(Dataset excerpts)

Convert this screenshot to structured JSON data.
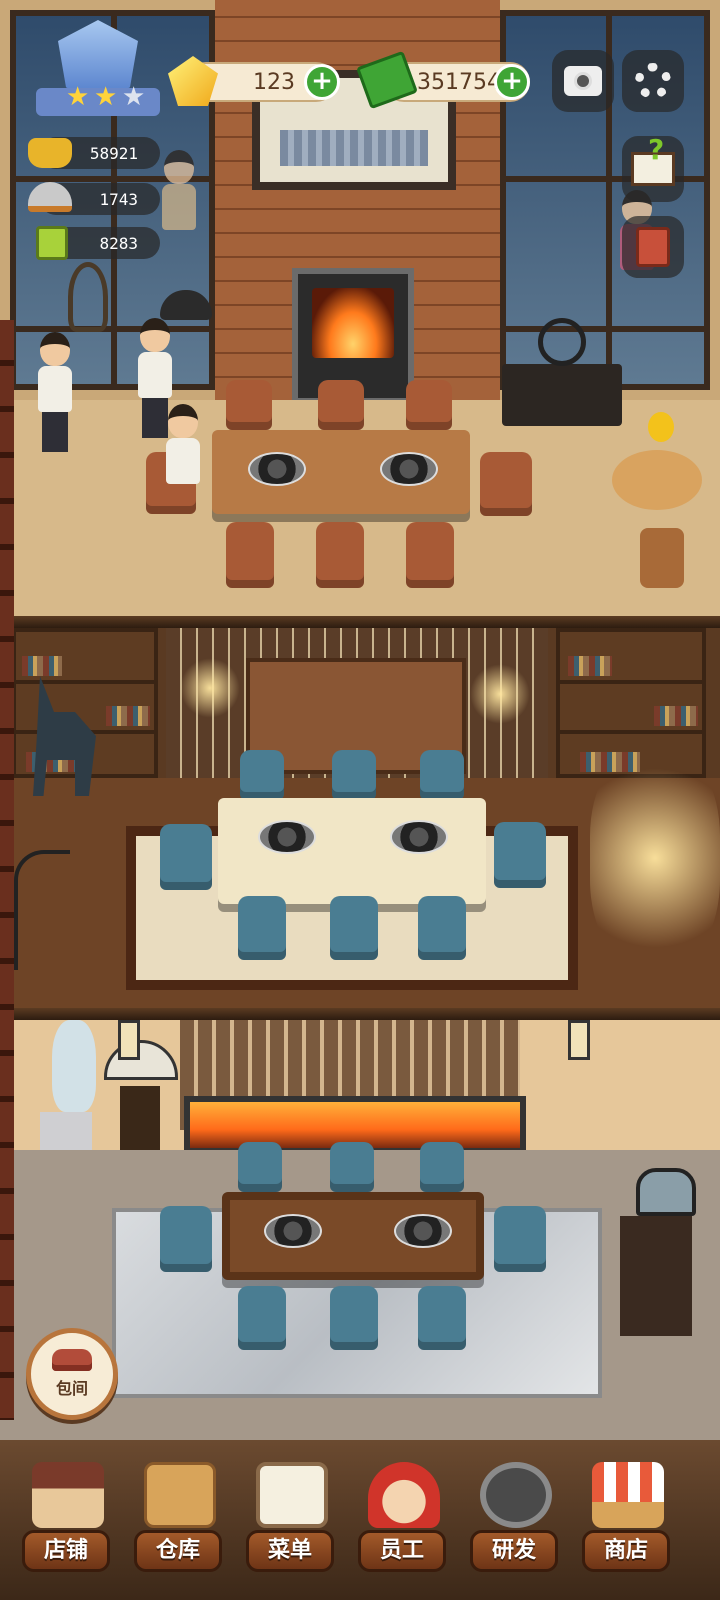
{
  "hud": {
    "level_badge": {
      "stars": 2
    },
    "gems": {
      "value": "123",
      "icon": "yellow-gem-icon"
    },
    "cash": {
      "value": "351754",
      "icon": "cash-stack-icon"
    },
    "stats": [
      {
        "icon": "gold-ingot-icon",
        "value": "58921"
      },
      {
        "icon": "serving-dish-icon",
        "value": "1743"
      },
      {
        "icon": "recipe-book-icon",
        "value": "8283"
      }
    ],
    "buttons": {
      "camera": "camera-icon",
      "settings": "gear-icon",
      "help": "help-book-icon",
      "notes": "notebook-icon"
    }
  },
  "room_button": {
    "label": "包间",
    "icon": "sofa-icon"
  },
  "bottom_nav": [
    {
      "label": "店铺",
      "icon": "store-building-icon"
    },
    {
      "label": "仓库",
      "icon": "warehouse-boxes-icon"
    },
    {
      "label": "菜单",
      "icon": "menu-clipboard-icon"
    },
    {
      "label": "员工",
      "icon": "staff-chef-icon"
    },
    {
      "label": "研发",
      "icon": "wok-research-icon"
    },
    {
      "label": "商店",
      "icon": "shop-stall-icon"
    }
  ],
  "colors": {
    "accent_green": "#3fa535",
    "nav_label": "#8e4a20",
    "pill_bg": "#f6ead3"
  }
}
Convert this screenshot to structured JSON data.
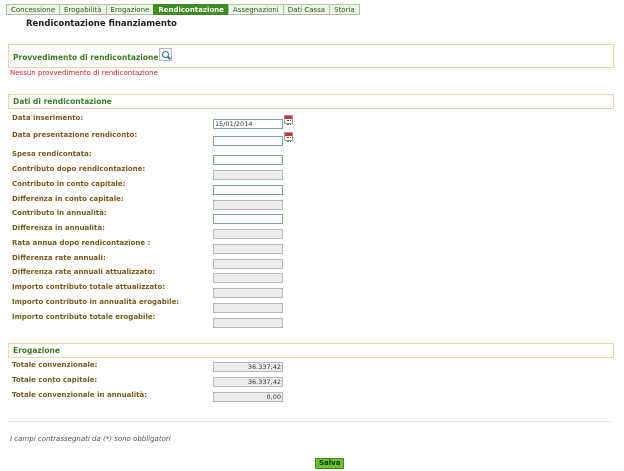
{
  "tabs": [
    {
      "label": "Concessione",
      "active": false
    },
    {
      "label": "Erogabilità",
      "active": false
    },
    {
      "label": "Erogazione",
      "active": false
    },
    {
      "label": "Rendicontazione",
      "active": true
    },
    {
      "label": "Assegnazioni",
      "active": false
    },
    {
      "label": "Dati Cassa",
      "active": false
    },
    {
      "label": "Storia",
      "active": false
    }
  ],
  "page_title": "Rendicontazione finanziamento",
  "provvedimento": {
    "title": "Provvedimento di rendicontazione (*)",
    "error": "Nessun provvedimento di rendicontazione"
  },
  "dati": {
    "title": "Dati di rendicontazione",
    "fields": [
      {
        "label": "Data inserimento:",
        "value": "15/01/2014",
        "editable": true,
        "calendar": true
      },
      {
        "label": "Data presentazione rendiconto:",
        "value": "",
        "editable": true,
        "calendar": true
      },
      {
        "label": "Spesa rendicontata:",
        "value": "",
        "editable": true
      },
      {
        "label": "Contributo dopo rendicontazione:",
        "value": "",
        "editable": false
      },
      {
        "label": "Contributo in conto capitale:",
        "value": "",
        "editable": true
      },
      {
        "label": "Differenza in conto capitale:",
        "value": "",
        "editable": false
      },
      {
        "label": "Contributo in annualità:",
        "value": "",
        "editable": true
      },
      {
        "label": "Differenza in annualità:",
        "value": "",
        "editable": false
      },
      {
        "label": "Rata annua dopo rendicontazione :",
        "value": "",
        "editable": false
      },
      {
        "label": "Differenza rate annuali:",
        "value": "",
        "editable": false
      },
      {
        "label": "Differenza rate annuali attualizzato:",
        "value": "",
        "editable": false
      },
      {
        "label": "Importo contributo totale attualizzato:",
        "value": "",
        "editable": false
      },
      {
        "label": "Importo contributo in annualità erogabile:",
        "value": "",
        "editable": false
      },
      {
        "label": "Importo contributo totale erogabile:",
        "value": "",
        "editable": false
      }
    ]
  },
  "erogazione": {
    "title": "Erogazione",
    "fields": [
      {
        "label": "Totale convenzionale:",
        "value": "36.337,42"
      },
      {
        "label": "Totale conto capitale:",
        "value": "36.337,42"
      },
      {
        "label": "Totale convenzionale in annualità:",
        "value": "0,00"
      }
    ]
  },
  "note": "I campi contrassegnati da (*) sono obbligatori",
  "save_label": "Salva"
}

[What you should do]:
Each entry above is to be written out again unchanged, apart from the pictures, which are left out.

[Exercise response]:
Convert this screenshot to structured JSON data.
{
  "hud": {
    "level_badge": {
      "stars": 2
    },
    "gems": {
      "value": "123",
      "icon": "yellow-gem-icon"
    },
    "cash": {
      "value": "351754",
      "icon": "cash-stack-icon"
    },
    "stats": [
      {
        "icon": "gold-ingot-icon",
        "value": "58921"
      },
      {
        "icon": "serving-dish-icon",
        "value": "1743"
      },
      {
        "icon": "recipe-book-icon",
        "value": "8283"
      }
    ],
    "buttons": {
      "camera": "camera-icon",
      "settings": "gear-icon",
      "help": "help-book-icon",
      "notes": "notebook-icon"
    }
  },
  "room_button": {
    "label": "包间",
    "icon": "sofa-icon"
  },
  "bottom_nav": [
    {
      "label": "店铺",
      "icon": "store-building-icon"
    },
    {
      "label": "仓库",
      "icon": "warehouse-boxes-icon"
    },
    {
      "label": "菜单",
      "icon": "menu-clipboard-icon"
    },
    {
      "label": "员工",
      "icon": "staff-chef-icon"
    },
    {
      "label": "研发",
      "icon": "wok-research-icon"
    },
    {
      "label": "商店",
      "icon": "shop-stall-icon"
    }
  ],
  "colors": {
    "accent_green": "#3fa535",
    "nav_label": "#8e4a20",
    "pill_bg": "#f6ead3"
  }
}
Convert this screenshot to structured JSON data.
{
  "tabs": [
    {
      "label": "Concessione",
      "active": false
    },
    {
      "label": "Erogabilità",
      "active": false
    },
    {
      "label": "Erogazione",
      "active": false
    },
    {
      "label": "Rendicontazione",
      "active": true
    },
    {
      "label": "Assegnazioni",
      "active": false
    },
    {
      "label": "Dati Cassa",
      "active": false
    },
    {
      "label": "Storia",
      "active": false
    }
  ],
  "page_title": "Rendicontazione finanziamento",
  "provvedimento": {
    "title": "Provvedimento di rendicontazione (*)",
    "error": "Nessun provvedimento di rendicontazione"
  },
  "dati": {
    "title": "Dati di rendicontazione",
    "fields": [
      {
        "label": "Data inserimento:",
        "value": "15/01/2014",
        "editable": true,
        "calendar": true
      },
      {
        "label": "Data presentazione rendiconto:",
        "value": "",
        "editable": true,
        "calendar": true
      },
      {
        "label": "Spesa rendicontata:",
        "value": "",
        "editable": true
      },
      {
        "label": "Contributo dopo rendicontazione:",
        "value": "",
        "editable": false
      },
      {
        "label": "Contributo in conto capitale:",
        "value": "",
        "editable": true
      },
      {
        "label": "Differenza in conto capitale:",
        "value": "",
        "editable": false
      },
      {
        "label": "Contributo in annualità:",
        "value": "",
        "editable": true
      },
      {
        "label": "Differenza in annualità:",
        "value": "",
        "editable": false
      },
      {
        "label": "Rata annua dopo rendicontazione :",
        "value": "",
        "editable": false
      },
      {
        "label": "Differenza rate annuali:",
        "value": "",
        "editable": false
      },
      {
        "label": "Differenza rate annuali attualizzato:",
        "value": "",
        "editable": false
      },
      {
        "label": "Importo contributo totale attualizzato:",
        "value": "",
        "editable": false
      },
      {
        "label": "Importo contributo in annualità erogabile:",
        "value": "",
        "editable": false
      },
      {
        "label": "Importo contributo totale erogabile:",
        "value": "",
        "editable": false
      }
    ]
  },
  "erogazione": {
    "title": "Erogazione",
    "fields": [
      {
        "label": "Totale convenzionale:",
        "value": "36.337,42"
      },
      {
        "label": "Totale conto capitale:",
        "value": "36.337,42"
      },
      {
        "label": "Totale convenzionale in annualità:",
        "value": "0,00"
      }
    ]
  },
  "note": "I campi contrassegnati da (*) sono obbligatori",
  "save_label": "Salva"
}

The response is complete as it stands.